-- Input for this task start --

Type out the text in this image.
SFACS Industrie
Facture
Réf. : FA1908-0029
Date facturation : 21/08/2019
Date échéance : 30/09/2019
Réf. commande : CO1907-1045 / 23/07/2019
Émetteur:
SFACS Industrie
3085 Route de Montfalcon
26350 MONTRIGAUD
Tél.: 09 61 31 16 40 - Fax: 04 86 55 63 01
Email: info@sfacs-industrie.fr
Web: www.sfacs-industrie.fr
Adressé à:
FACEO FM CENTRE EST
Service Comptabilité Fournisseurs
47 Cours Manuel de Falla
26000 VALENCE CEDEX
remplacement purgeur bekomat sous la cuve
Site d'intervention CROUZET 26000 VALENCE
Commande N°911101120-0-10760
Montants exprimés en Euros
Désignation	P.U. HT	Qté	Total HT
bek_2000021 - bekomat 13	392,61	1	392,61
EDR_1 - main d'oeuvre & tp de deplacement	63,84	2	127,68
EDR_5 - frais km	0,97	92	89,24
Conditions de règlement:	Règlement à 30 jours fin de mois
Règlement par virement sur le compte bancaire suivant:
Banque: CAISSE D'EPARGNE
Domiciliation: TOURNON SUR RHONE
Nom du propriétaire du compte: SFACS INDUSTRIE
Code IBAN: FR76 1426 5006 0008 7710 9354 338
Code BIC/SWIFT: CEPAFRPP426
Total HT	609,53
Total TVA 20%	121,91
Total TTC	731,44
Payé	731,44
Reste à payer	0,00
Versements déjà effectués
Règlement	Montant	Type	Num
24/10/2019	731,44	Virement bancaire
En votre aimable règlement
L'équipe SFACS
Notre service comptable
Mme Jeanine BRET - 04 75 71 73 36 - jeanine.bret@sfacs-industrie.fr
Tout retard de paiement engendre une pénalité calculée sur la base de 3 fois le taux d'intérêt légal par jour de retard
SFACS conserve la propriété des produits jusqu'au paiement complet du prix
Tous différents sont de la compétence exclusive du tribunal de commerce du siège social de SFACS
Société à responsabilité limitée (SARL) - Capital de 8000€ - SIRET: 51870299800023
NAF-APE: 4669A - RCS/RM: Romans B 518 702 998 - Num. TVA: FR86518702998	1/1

-- Input for this task end --

### Exercise directions:
Copy and report every line where the word "paiement" is present.

### Written solution:
Tout retard de paiement engendre une pénalité calculée sur la base de 3 fois le taux d'intérêt légal par jour de retard
SFACS conserve la propriété des produits jusqu'au paiement complet du prix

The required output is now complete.